Stated problem:
Check every line of the material below for the string "icon", and return the ones that have it.

Exercise input:
....................

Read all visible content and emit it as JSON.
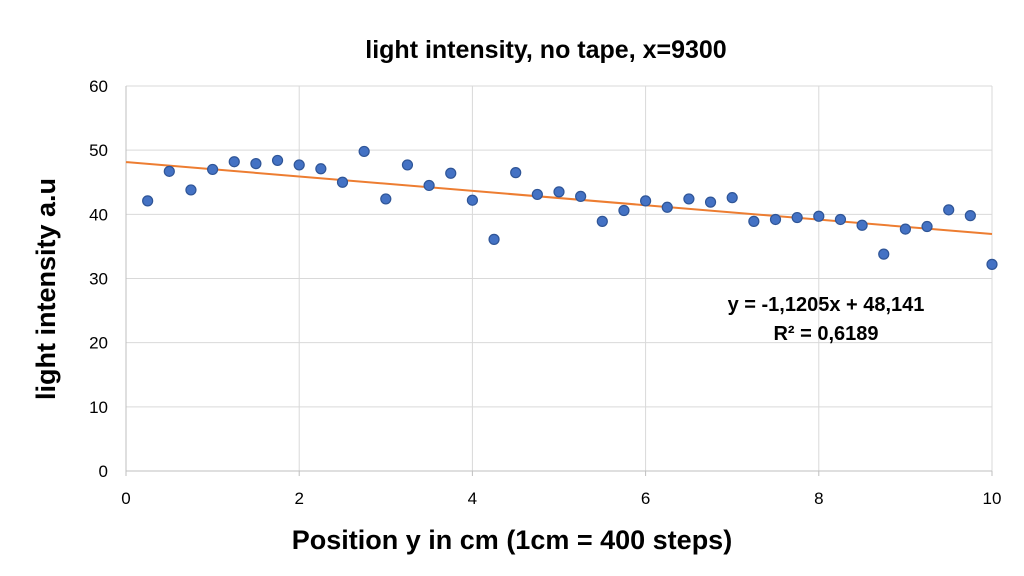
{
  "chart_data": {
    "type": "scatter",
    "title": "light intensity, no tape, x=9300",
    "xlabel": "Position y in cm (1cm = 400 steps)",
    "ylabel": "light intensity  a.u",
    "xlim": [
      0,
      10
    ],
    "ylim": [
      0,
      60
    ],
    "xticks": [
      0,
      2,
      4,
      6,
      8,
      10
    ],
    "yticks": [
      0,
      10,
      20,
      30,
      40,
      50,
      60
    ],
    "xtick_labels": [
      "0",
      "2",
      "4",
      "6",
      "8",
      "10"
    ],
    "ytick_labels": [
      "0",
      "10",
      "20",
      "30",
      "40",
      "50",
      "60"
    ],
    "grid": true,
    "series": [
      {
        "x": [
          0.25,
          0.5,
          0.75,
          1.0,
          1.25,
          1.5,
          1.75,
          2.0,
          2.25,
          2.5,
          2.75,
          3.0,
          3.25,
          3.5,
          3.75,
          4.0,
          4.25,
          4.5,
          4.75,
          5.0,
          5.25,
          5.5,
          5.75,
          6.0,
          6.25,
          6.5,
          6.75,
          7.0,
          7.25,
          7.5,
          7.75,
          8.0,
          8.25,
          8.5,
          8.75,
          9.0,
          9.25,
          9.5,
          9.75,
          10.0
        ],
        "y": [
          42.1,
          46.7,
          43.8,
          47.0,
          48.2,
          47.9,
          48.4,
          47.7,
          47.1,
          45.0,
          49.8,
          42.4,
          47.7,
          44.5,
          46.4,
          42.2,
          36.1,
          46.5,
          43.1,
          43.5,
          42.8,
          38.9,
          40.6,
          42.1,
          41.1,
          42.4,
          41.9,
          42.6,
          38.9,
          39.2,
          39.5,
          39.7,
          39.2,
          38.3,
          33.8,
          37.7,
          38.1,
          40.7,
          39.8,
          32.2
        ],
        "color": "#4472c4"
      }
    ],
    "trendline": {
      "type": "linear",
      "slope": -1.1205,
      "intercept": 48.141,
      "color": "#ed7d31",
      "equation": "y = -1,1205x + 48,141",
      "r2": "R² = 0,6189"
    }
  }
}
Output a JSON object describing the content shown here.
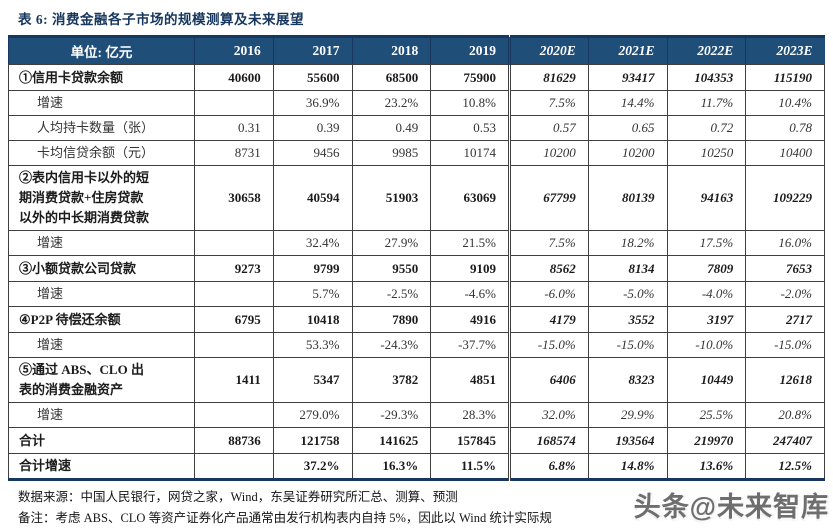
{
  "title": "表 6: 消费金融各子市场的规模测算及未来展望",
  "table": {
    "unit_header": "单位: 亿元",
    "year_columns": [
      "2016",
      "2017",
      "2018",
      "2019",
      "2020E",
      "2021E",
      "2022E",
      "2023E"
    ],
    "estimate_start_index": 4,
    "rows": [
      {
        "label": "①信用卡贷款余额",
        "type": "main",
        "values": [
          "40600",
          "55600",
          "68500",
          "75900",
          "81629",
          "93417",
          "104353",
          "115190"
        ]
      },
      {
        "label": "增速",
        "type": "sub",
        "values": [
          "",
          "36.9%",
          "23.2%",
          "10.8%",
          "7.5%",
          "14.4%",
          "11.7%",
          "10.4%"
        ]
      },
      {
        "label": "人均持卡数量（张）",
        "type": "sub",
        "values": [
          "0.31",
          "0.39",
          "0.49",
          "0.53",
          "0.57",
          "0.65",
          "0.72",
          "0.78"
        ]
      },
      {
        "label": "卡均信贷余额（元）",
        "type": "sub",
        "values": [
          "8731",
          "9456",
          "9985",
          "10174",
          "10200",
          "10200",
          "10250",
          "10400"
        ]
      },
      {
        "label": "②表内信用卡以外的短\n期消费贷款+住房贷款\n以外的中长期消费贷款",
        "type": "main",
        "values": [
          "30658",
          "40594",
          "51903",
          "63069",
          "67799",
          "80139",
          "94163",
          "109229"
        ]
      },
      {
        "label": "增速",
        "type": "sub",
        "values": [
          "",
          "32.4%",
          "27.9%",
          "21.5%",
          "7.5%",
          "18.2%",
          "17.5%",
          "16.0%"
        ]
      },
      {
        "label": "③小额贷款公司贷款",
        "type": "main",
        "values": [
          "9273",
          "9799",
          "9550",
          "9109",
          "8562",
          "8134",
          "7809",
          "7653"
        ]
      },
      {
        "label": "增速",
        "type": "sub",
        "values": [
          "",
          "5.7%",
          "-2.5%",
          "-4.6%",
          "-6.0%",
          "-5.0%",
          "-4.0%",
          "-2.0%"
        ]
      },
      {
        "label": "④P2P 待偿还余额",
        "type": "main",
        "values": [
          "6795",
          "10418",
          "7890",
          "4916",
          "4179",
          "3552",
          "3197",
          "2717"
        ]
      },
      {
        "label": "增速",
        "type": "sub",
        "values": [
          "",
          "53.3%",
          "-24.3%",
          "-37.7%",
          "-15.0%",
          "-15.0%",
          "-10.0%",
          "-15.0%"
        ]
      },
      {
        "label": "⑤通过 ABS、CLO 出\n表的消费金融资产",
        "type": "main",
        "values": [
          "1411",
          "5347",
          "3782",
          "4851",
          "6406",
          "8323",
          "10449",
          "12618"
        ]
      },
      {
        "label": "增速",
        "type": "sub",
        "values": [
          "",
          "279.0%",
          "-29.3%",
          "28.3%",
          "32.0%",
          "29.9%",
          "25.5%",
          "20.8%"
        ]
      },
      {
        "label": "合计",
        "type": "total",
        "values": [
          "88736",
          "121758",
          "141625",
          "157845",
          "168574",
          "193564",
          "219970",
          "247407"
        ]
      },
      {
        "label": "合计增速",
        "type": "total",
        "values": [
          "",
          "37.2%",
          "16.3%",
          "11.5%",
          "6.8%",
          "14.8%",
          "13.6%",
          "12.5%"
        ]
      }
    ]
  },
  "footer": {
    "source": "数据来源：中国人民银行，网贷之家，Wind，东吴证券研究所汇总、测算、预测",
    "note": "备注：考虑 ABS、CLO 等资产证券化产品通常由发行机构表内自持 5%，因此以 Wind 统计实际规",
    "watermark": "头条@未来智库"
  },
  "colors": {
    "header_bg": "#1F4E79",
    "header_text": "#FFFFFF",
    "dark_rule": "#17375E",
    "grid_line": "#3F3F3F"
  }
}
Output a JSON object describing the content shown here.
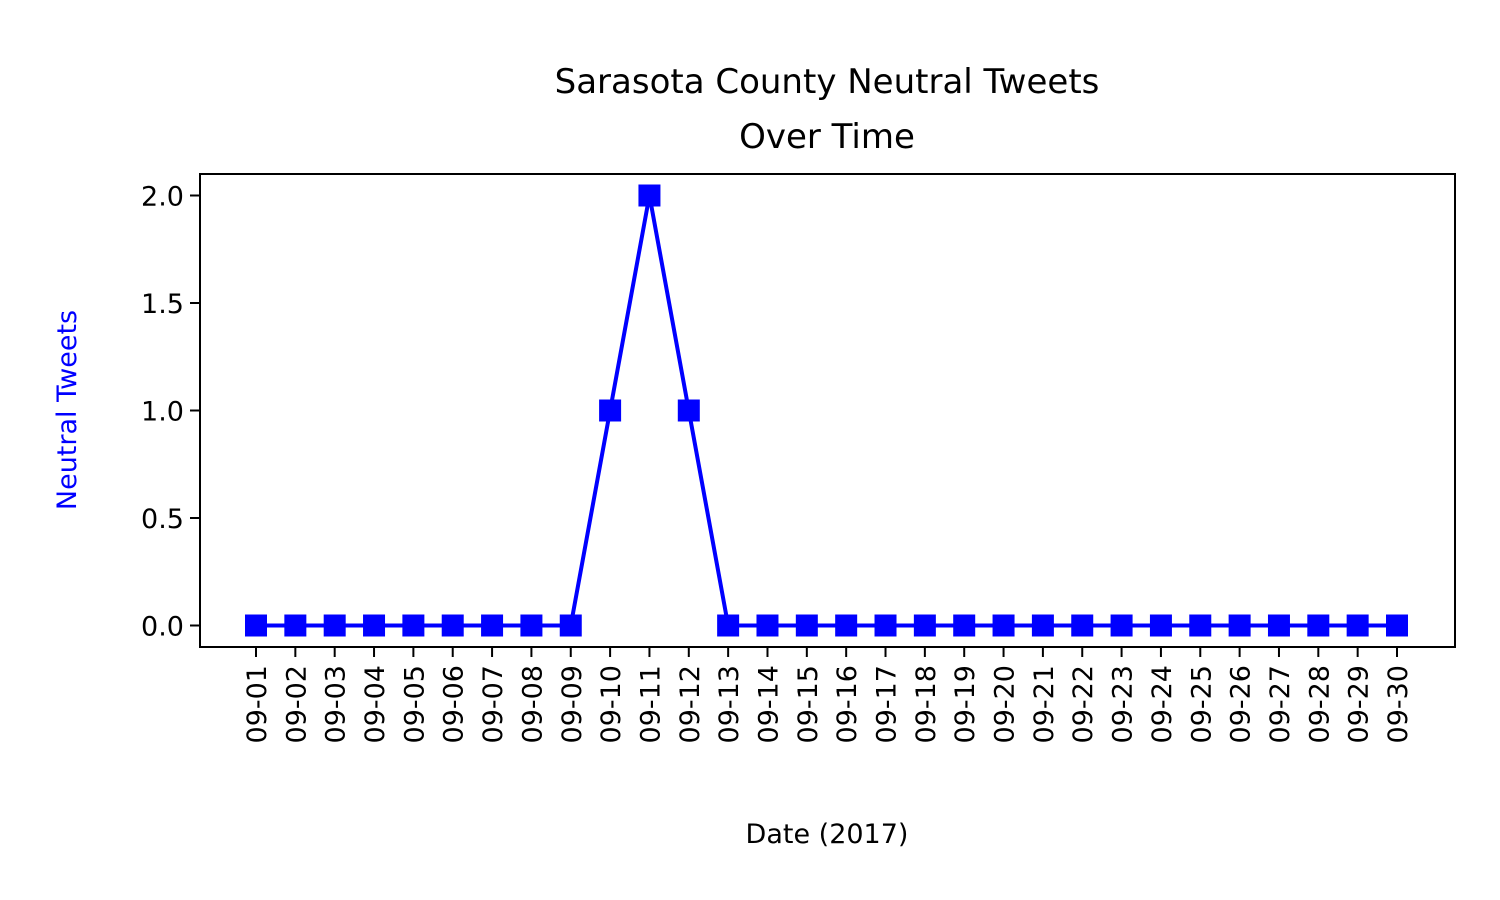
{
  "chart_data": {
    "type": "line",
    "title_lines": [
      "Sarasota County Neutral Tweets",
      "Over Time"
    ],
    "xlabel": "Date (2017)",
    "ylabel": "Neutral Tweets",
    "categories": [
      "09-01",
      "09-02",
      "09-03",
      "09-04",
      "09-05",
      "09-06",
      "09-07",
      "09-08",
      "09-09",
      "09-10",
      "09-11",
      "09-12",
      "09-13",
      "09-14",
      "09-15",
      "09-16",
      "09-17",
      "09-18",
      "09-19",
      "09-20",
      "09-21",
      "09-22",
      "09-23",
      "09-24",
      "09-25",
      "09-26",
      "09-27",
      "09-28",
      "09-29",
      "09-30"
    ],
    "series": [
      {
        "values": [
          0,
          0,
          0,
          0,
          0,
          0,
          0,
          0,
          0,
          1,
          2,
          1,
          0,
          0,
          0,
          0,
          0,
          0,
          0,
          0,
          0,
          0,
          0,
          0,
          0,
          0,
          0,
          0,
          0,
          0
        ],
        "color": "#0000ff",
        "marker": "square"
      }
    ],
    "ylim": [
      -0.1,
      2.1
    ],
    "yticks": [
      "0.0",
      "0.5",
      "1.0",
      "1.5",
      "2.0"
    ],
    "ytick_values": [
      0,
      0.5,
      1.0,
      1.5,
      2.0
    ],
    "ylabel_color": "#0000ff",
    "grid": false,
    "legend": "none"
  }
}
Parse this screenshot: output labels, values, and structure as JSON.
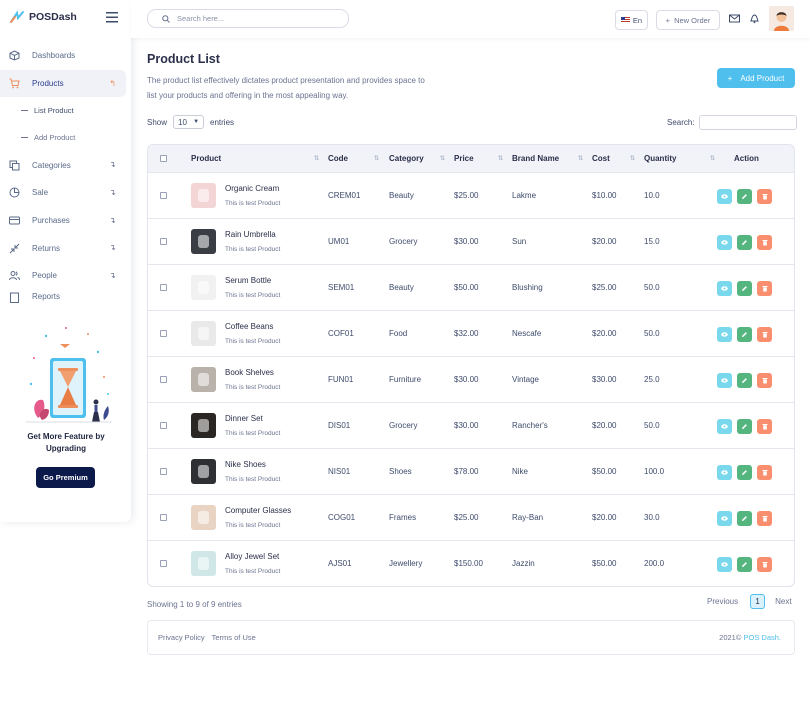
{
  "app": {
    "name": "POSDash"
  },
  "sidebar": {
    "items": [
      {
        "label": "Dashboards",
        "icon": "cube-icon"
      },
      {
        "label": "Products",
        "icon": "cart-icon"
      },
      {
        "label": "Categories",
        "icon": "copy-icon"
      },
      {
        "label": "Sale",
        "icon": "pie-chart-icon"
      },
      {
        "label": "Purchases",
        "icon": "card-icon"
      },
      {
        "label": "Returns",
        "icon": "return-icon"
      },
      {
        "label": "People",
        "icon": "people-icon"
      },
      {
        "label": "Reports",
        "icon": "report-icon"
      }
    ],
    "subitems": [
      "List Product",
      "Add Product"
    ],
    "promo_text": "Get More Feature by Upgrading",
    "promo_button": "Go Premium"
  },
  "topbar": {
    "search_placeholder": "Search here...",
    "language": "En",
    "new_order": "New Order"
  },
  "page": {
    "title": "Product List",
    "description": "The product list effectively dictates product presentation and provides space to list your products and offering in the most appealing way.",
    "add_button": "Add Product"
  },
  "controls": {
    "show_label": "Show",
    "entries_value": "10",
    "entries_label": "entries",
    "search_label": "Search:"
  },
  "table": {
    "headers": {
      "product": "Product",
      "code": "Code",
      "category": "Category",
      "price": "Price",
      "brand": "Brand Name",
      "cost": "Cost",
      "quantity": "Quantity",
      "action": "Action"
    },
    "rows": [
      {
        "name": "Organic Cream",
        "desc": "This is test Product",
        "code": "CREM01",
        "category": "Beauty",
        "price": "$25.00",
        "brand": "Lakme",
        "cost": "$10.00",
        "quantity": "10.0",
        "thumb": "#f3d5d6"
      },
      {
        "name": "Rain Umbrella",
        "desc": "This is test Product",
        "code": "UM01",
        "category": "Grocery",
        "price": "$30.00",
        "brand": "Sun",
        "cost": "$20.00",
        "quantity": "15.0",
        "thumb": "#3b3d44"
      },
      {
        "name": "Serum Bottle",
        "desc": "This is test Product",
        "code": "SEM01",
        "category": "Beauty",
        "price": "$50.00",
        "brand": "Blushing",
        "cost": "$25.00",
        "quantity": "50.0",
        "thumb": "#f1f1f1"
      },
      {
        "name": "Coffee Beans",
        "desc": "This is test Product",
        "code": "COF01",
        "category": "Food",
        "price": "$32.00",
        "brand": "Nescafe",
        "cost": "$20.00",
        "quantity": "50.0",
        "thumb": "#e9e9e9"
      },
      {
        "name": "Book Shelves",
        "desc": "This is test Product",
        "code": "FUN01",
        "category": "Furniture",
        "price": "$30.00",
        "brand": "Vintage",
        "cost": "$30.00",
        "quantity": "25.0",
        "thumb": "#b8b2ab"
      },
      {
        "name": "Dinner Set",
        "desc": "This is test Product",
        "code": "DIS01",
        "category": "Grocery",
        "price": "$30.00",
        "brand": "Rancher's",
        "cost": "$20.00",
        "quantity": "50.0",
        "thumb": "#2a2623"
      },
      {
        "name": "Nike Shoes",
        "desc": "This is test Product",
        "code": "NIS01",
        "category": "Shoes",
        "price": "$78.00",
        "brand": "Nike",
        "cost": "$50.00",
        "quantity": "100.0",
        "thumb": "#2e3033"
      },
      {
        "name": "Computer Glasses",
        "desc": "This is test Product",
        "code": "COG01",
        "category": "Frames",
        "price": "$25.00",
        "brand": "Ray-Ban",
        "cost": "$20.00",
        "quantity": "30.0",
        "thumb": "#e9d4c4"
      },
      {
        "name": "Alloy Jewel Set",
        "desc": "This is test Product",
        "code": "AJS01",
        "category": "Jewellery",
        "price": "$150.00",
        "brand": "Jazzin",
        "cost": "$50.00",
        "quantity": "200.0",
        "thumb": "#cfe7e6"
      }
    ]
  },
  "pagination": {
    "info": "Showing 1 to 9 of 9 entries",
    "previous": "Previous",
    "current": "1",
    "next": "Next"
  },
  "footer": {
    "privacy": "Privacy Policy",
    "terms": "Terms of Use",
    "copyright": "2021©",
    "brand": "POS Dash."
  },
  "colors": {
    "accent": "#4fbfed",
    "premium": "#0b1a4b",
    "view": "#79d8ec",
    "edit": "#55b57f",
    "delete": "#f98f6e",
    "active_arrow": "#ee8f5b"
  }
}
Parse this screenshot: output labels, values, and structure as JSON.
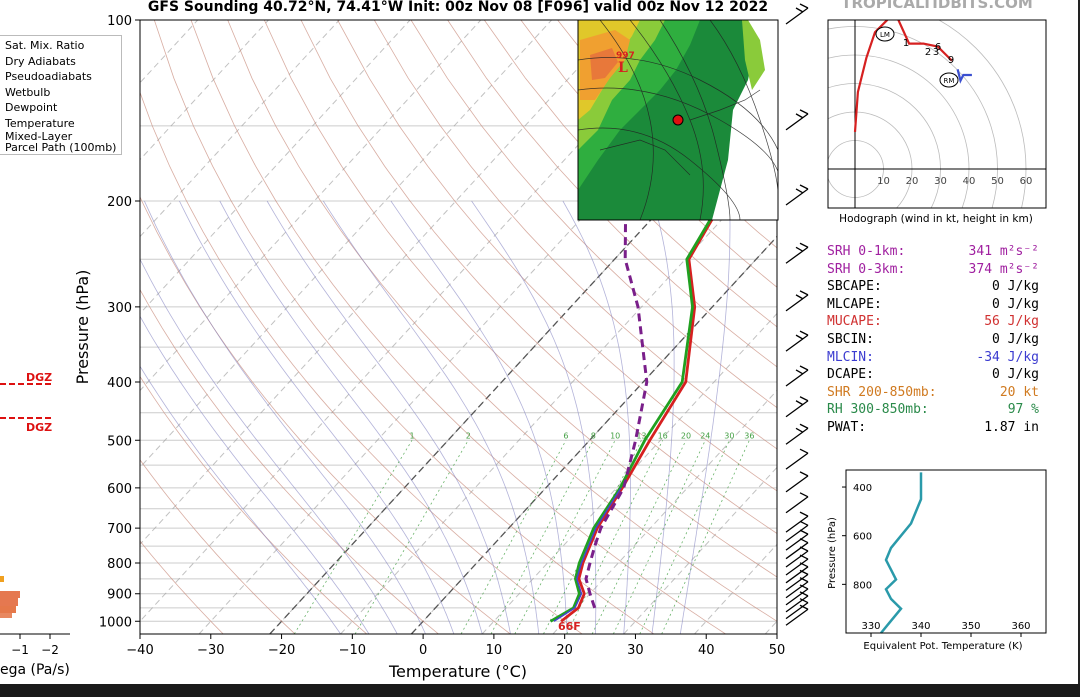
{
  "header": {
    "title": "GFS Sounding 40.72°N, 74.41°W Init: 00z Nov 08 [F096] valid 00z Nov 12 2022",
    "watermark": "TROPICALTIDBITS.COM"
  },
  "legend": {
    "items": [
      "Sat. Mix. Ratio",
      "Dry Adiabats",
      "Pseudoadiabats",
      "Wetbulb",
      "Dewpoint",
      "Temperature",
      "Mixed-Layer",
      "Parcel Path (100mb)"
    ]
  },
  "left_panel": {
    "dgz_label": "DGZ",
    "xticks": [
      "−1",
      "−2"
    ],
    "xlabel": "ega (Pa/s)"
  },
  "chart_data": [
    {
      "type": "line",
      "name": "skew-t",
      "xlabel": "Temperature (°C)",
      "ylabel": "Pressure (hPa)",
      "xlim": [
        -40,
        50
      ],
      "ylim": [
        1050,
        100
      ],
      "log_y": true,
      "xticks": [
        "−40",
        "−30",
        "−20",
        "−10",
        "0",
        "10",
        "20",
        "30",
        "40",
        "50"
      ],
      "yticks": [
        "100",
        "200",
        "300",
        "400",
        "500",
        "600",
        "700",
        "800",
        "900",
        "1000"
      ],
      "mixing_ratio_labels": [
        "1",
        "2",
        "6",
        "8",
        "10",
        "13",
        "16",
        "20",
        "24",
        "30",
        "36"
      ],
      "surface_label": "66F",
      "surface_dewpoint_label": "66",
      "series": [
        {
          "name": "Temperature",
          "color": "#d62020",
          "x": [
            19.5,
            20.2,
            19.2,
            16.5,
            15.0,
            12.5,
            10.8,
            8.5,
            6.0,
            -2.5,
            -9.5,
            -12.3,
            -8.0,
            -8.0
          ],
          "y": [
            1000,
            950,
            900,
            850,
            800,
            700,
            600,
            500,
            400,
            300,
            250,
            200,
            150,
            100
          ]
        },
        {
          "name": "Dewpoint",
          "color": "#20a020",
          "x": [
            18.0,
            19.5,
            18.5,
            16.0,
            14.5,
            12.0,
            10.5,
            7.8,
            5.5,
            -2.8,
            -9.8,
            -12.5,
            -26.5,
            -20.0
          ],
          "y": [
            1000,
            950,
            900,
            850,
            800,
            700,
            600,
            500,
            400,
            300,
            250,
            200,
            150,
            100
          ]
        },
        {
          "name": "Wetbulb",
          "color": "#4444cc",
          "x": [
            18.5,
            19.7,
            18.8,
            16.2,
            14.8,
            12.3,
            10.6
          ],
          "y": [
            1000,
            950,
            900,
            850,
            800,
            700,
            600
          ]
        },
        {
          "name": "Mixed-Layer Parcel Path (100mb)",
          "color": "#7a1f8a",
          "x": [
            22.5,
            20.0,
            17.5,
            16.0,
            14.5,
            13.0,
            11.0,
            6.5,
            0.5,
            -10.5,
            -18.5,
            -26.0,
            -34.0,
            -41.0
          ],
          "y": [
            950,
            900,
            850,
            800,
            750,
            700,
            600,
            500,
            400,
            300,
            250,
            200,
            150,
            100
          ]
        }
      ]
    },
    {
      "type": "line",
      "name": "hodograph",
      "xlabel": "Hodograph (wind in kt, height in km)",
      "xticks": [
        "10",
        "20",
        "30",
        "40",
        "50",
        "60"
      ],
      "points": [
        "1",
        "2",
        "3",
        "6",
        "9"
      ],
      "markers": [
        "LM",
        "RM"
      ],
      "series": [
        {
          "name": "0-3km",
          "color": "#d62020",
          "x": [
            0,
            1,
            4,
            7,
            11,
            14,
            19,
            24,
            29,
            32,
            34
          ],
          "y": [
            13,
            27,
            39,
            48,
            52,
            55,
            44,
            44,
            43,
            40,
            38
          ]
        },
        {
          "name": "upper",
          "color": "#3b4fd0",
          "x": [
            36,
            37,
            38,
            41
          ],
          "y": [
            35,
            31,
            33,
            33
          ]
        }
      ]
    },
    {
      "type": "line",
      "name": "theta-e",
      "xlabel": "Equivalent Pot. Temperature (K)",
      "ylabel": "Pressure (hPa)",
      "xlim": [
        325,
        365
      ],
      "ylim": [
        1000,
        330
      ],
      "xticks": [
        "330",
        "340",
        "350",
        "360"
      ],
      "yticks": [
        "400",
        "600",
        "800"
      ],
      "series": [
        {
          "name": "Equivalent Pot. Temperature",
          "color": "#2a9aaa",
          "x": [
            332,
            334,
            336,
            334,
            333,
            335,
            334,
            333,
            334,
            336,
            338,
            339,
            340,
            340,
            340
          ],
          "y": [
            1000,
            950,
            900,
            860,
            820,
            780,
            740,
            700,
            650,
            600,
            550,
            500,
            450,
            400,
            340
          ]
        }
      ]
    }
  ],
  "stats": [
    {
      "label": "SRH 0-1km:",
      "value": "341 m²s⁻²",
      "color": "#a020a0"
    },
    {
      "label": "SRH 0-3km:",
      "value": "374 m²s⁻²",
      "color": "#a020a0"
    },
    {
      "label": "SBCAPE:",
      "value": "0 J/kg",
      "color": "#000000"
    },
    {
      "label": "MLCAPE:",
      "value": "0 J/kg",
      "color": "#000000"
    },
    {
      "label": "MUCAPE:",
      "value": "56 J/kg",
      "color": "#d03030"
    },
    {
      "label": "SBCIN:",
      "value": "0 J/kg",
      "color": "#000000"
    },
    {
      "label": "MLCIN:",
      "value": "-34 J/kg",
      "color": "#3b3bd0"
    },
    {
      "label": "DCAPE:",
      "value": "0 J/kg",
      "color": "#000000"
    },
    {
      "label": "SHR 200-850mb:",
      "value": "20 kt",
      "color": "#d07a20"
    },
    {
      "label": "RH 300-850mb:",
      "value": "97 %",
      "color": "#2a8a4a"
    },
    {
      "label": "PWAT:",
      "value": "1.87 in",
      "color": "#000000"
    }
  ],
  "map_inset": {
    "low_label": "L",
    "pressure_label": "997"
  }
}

....................

Expected output:
        "icon": "cube-icon"
        "icon": "cart-icon"
        "icon": "copy-icon"
        "icon": "pie-chart-icon"
        "icon": "card-icon"
        "icon": "return-icon"
        "icon": "people-icon"
        "icon": "report-icon"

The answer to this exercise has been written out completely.